Task instructions
Say how many lines include the word "المقدس", using only a number.

Extracted data
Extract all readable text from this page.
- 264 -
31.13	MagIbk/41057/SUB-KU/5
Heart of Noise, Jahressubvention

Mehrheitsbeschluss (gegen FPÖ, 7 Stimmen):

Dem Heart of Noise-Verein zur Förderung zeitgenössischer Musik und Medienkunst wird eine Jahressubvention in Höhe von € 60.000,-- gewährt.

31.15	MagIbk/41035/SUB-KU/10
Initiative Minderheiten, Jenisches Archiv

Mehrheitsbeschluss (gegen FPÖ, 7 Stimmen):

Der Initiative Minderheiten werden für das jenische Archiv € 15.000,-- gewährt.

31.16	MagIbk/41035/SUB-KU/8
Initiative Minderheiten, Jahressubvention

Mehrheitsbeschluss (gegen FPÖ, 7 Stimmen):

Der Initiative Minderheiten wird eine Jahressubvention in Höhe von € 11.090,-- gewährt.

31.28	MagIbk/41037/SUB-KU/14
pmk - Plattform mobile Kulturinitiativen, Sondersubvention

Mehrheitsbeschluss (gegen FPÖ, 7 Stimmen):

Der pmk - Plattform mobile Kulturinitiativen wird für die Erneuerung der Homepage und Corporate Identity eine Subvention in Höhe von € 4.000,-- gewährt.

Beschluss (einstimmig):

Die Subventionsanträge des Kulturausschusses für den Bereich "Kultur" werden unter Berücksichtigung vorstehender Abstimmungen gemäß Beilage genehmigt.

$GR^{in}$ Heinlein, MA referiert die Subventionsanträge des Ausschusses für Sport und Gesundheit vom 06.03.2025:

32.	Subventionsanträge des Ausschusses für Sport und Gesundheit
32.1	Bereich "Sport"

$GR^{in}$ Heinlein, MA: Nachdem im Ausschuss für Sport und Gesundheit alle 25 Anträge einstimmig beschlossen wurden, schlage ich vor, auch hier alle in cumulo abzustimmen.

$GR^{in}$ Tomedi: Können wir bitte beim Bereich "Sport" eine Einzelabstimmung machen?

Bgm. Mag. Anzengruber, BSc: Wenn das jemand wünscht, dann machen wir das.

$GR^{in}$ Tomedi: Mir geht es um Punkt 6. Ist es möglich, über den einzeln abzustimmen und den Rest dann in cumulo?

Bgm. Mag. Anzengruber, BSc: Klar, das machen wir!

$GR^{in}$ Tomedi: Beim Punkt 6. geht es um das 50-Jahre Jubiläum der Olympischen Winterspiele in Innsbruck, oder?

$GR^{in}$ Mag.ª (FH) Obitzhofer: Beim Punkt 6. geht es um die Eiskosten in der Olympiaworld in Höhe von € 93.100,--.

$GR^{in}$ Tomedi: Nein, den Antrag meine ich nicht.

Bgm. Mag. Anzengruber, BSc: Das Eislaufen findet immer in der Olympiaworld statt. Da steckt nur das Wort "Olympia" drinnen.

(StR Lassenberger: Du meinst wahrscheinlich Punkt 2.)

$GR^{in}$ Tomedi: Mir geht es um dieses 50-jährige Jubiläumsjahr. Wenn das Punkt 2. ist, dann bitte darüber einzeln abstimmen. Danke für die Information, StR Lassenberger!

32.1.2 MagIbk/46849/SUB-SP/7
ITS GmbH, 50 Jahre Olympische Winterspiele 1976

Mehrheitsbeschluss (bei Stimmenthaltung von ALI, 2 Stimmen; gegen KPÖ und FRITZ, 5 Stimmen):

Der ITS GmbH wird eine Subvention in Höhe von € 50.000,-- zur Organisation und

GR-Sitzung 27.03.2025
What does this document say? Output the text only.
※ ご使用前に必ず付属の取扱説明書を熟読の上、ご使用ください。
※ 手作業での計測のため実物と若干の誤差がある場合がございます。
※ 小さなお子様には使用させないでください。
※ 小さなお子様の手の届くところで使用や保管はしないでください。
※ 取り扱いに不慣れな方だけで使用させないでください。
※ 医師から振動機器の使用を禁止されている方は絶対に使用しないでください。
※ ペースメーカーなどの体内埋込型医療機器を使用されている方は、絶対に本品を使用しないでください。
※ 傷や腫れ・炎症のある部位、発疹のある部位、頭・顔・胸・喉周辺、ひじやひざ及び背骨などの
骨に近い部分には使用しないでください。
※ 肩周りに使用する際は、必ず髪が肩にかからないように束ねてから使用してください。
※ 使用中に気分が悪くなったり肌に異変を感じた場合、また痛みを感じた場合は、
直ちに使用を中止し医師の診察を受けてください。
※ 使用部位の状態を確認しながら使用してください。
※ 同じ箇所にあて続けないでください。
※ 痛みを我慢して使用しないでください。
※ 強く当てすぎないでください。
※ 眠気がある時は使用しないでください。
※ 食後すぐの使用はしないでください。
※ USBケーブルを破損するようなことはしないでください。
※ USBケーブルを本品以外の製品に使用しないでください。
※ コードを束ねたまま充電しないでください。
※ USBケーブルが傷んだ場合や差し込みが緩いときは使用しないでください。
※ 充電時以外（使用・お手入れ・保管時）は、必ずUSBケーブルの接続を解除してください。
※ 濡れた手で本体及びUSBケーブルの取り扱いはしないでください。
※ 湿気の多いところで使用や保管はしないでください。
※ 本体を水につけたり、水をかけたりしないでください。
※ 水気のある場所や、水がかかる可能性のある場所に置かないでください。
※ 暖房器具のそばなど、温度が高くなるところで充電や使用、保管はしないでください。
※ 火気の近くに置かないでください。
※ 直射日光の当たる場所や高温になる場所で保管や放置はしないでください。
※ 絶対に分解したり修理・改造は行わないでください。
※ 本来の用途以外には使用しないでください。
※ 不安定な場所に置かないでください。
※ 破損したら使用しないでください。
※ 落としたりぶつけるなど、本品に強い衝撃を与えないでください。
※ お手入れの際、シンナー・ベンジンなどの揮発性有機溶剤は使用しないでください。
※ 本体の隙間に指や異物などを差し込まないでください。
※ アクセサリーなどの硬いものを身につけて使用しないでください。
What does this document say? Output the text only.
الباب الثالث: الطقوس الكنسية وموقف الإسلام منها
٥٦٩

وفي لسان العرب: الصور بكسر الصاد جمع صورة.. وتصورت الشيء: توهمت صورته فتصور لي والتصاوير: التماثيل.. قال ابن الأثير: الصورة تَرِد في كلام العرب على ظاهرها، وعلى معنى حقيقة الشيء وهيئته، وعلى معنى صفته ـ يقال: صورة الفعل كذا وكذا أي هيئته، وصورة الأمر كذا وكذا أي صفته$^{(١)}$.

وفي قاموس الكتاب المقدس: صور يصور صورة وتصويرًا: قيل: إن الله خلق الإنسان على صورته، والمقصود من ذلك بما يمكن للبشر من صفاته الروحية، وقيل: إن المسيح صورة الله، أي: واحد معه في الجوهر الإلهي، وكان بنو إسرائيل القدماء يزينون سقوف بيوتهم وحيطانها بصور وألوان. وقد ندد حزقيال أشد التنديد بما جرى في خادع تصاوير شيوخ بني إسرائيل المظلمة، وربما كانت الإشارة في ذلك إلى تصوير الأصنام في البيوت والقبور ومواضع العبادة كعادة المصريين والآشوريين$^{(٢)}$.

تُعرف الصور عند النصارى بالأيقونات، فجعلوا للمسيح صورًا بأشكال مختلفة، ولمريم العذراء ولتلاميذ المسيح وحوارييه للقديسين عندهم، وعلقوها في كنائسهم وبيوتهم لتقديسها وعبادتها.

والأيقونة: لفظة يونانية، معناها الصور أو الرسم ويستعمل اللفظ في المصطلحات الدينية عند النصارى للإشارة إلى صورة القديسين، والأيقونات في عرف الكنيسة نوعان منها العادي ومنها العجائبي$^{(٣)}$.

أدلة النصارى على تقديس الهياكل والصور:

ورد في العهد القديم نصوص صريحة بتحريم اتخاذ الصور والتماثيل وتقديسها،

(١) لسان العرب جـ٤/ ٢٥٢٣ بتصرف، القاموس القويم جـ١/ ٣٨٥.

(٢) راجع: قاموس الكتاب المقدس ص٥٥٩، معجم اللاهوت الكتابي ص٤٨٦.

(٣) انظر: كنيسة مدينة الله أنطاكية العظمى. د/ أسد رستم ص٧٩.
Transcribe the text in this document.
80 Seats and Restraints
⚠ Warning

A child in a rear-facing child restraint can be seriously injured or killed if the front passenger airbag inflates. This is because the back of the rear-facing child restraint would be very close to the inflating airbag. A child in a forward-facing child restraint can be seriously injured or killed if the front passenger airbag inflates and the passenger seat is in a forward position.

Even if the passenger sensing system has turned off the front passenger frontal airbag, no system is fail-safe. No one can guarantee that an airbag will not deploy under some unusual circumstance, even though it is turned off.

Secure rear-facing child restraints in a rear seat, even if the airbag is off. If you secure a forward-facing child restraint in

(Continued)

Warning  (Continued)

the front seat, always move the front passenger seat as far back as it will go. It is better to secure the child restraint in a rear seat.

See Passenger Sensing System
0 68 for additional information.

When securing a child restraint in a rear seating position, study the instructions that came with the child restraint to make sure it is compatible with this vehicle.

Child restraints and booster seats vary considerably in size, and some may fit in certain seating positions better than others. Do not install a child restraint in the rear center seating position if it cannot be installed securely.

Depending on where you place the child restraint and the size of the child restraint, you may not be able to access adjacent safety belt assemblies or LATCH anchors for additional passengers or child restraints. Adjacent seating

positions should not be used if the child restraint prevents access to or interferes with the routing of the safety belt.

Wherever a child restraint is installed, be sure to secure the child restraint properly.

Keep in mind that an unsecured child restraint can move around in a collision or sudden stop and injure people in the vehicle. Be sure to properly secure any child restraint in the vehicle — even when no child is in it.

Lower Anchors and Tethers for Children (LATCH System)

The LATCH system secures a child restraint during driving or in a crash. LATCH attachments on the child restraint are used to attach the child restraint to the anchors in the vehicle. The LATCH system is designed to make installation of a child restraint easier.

Exercise solution
2